** start of THE RECORDS **
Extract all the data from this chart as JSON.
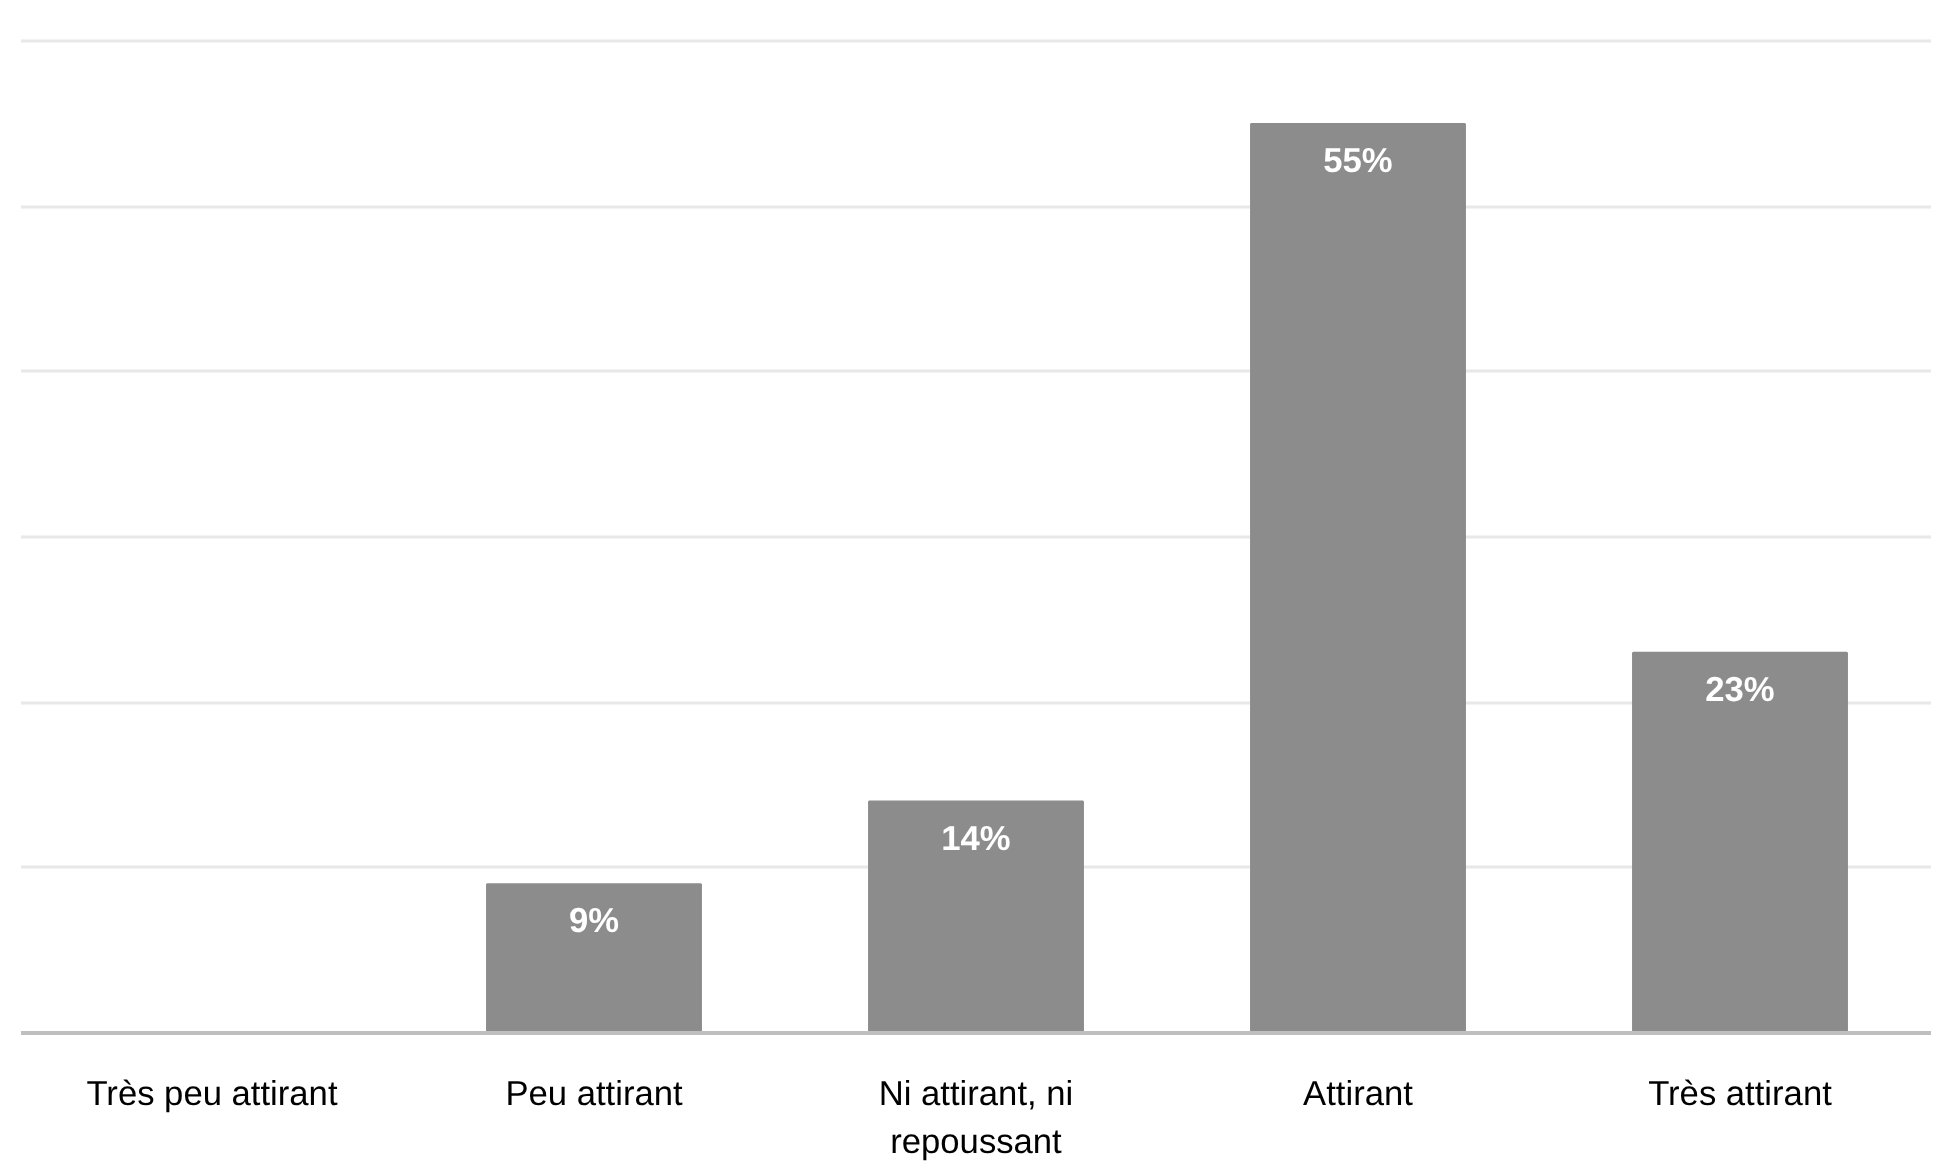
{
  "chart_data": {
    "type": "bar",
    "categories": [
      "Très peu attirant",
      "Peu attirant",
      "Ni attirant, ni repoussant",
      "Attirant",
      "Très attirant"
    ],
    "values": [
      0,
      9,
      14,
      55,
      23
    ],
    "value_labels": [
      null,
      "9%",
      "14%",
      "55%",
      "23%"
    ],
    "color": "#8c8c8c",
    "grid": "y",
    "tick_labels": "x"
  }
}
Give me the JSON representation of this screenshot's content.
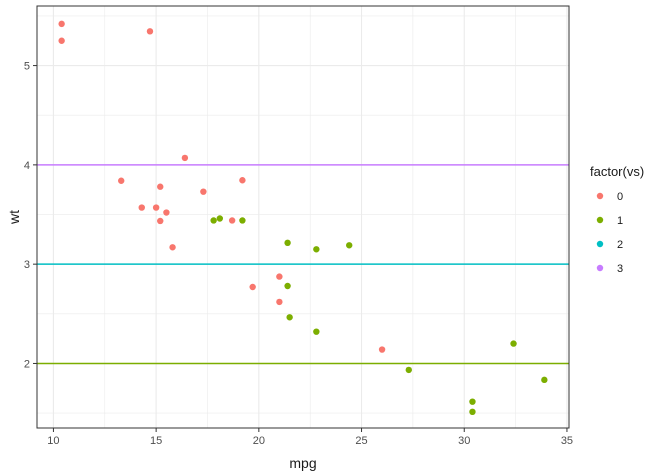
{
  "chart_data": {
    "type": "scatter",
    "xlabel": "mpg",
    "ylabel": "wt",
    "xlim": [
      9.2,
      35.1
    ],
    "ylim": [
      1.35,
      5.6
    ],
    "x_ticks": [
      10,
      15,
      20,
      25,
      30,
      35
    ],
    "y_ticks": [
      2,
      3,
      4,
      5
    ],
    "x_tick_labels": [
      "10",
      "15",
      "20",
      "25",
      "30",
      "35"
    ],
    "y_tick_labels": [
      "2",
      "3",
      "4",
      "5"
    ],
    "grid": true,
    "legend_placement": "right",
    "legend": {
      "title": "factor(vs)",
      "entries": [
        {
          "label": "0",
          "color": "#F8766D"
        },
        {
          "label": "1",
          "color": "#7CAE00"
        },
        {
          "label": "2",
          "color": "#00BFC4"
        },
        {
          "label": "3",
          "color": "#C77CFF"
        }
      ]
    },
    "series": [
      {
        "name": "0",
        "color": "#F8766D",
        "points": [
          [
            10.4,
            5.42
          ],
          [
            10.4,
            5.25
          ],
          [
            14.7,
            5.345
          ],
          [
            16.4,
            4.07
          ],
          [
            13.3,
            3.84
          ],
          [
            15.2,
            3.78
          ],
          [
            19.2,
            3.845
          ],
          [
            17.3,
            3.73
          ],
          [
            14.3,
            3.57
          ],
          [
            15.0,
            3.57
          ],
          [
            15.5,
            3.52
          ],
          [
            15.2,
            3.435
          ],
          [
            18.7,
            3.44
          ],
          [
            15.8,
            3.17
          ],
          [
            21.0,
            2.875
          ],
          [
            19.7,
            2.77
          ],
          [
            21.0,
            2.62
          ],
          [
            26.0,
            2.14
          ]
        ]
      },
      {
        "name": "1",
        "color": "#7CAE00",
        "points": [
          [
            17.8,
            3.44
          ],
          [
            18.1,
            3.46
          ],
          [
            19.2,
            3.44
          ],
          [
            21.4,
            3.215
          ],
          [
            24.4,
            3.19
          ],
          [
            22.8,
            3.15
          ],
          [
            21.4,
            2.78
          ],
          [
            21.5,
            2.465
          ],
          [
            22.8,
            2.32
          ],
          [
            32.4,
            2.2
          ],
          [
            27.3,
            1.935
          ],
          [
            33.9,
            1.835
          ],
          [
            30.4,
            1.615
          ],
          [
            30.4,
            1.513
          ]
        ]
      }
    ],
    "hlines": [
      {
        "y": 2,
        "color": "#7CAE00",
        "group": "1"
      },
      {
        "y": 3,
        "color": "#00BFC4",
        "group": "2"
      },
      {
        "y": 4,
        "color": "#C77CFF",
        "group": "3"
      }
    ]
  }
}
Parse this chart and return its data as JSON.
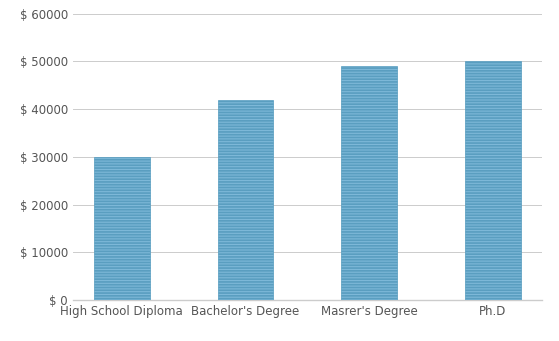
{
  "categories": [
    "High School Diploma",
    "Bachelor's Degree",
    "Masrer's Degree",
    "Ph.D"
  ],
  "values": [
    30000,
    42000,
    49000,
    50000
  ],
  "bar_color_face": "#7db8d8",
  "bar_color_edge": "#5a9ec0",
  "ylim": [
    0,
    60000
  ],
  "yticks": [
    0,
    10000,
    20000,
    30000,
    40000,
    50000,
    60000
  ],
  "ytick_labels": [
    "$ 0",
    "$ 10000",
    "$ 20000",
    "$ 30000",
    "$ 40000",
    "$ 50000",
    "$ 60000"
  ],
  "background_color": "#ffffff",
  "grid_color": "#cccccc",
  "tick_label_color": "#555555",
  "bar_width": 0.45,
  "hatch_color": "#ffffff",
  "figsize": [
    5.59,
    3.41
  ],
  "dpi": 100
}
** end of THE RECORDS **
Output the line that contains "Parse this chart and return its data as JSON." and every subsequent line through the end of the entries, exactly as given, without pictures.

REPLY
Parse this chart and return its data as JSON.
{
  "categories": [
    "High School Diploma",
    "Bachelor's Degree",
    "Masrer's Degree",
    "Ph.D"
  ],
  "values": [
    30000,
    42000,
    49000,
    50000
  ],
  "bar_color_face": "#7db8d8",
  "bar_color_edge": "#5a9ec0",
  "ylim": [
    0,
    60000
  ],
  "yticks": [
    0,
    10000,
    20000,
    30000,
    40000,
    50000,
    60000
  ],
  "ytick_labels": [
    "$ 0",
    "$ 10000",
    "$ 20000",
    "$ 30000",
    "$ 40000",
    "$ 50000",
    "$ 60000"
  ],
  "background_color": "#ffffff",
  "grid_color": "#cccccc",
  "tick_label_color": "#555555",
  "bar_width": 0.45,
  "hatch_color": "#ffffff",
  "figsize": [
    5.59,
    3.41
  ],
  "dpi": 100
}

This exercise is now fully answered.